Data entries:
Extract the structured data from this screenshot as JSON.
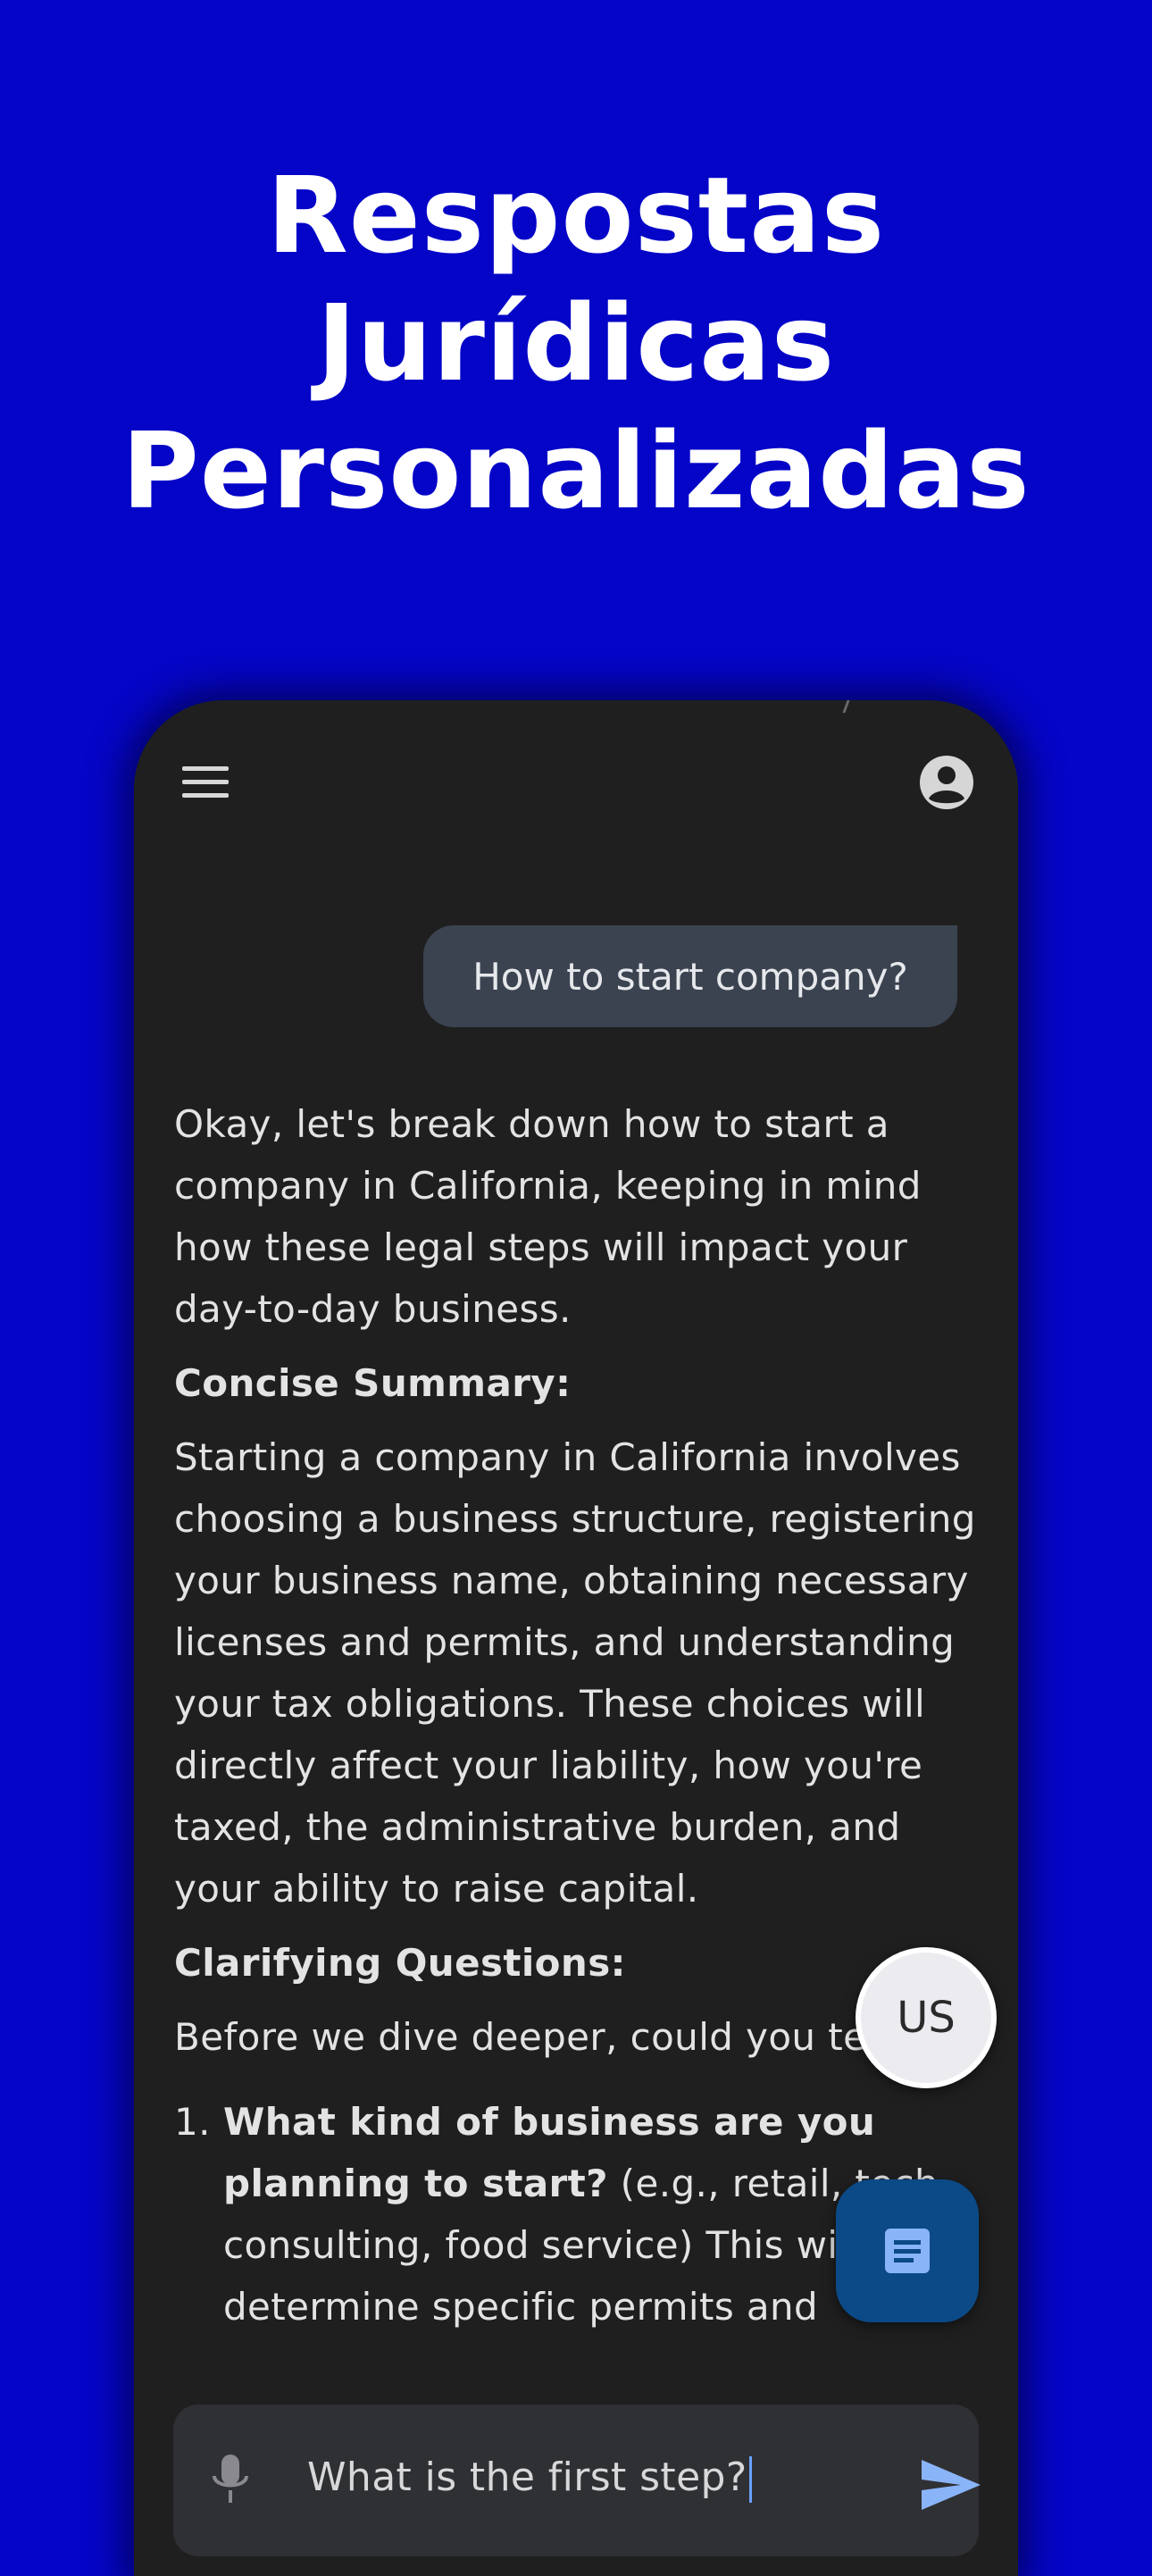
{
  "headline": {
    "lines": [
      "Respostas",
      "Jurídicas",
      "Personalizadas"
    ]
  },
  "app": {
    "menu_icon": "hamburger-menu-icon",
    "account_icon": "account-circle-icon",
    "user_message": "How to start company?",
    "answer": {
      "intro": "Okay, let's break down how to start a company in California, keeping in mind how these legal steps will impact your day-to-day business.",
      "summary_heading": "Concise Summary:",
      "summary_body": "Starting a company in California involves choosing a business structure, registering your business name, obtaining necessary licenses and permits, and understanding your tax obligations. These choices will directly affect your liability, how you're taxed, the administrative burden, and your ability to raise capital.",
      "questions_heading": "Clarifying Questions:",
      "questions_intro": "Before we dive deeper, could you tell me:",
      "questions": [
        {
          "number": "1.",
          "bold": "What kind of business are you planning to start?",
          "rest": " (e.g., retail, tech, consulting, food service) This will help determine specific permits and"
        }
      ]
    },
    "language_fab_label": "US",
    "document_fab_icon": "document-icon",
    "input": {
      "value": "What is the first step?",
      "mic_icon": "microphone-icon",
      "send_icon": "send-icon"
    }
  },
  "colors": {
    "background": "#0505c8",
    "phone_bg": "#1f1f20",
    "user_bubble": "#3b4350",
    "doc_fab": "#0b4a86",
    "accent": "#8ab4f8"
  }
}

REQUEST:
What you return should match the records above word for word, minus the pictures.

ANSWER TO THE EXERCISE:
Extract the structured data from this screenshot as JSON.
{
  "headline": {
    "lines": [
      "Respostas",
      "Jurídicas",
      "Personalizadas"
    ]
  },
  "app": {
    "menu_icon": "hamburger-menu-icon",
    "account_icon": "account-circle-icon",
    "user_message": "How to start company?",
    "answer": {
      "intro": "Okay, let's break down how to start a company in California, keeping in mind how these legal steps will impact your day-to-day business.",
      "summary_heading": "Concise Summary:",
      "summary_body": "Starting a company in California involves choosing a business structure, registering your business name, obtaining necessary licenses and permits, and understanding your tax obligations. These choices will directly affect your liability, how you're taxed, the administrative burden, and your ability to raise capital.",
      "questions_heading": "Clarifying Questions:",
      "questions_intro": "Before we dive deeper, could you tell me:",
      "questions": [
        {
          "number": "1.",
          "bold": "What kind of business are you planning to start?",
          "rest": " (e.g., retail, tech, consulting, food service) This will help determine specific permits and"
        }
      ]
    },
    "language_fab_label": "US",
    "document_fab_icon": "document-icon",
    "input": {
      "value": "What is the first step?",
      "mic_icon": "microphone-icon",
      "send_icon": "send-icon"
    }
  },
  "colors": {
    "background": "#0505c8",
    "phone_bg": "#1f1f20",
    "user_bubble": "#3b4350",
    "doc_fab": "#0b4a86",
    "accent": "#8ab4f8"
  }
}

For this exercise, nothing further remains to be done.